* Goal *
Output every line below without omitting or altering anything.

━━━━

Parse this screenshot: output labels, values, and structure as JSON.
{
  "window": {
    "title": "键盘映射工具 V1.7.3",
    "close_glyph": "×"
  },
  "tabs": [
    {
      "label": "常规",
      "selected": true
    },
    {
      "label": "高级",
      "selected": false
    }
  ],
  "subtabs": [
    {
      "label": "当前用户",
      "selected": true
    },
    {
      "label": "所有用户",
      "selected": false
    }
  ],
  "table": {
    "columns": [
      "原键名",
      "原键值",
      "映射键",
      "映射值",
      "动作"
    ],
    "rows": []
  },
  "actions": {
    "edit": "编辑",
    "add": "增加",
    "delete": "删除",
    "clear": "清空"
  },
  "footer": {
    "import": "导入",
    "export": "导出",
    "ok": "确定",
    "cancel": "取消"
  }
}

━━━━

* Output for this task *
Parse this screenshot: output labels, values, and structure as JSON.
{
  "window": {
    "title": "键盘映射工具 V1.7.3",
    "close_glyph": "×"
  },
  "tabs": [
    {
      "label": "常规",
      "selected": true
    },
    {
      "label": "高级",
      "selected": false
    }
  ],
  "subtabs": [
    {
      "label": "当前用户",
      "selected": true
    },
    {
      "label": "所有用户",
      "selected": false
    }
  ],
  "table": {
    "columns": [
      "原键名",
      "原键值",
      "映射键",
      "映射值",
      "动作"
    ],
    "rows": []
  },
  "actions": {
    "edit": "编辑",
    "add": "增加",
    "delete": "删除",
    "clear": "清空"
  },
  "footer": {
    "import": "导入",
    "export": "导出",
    "ok": "确定",
    "cancel": "取消"
  }
}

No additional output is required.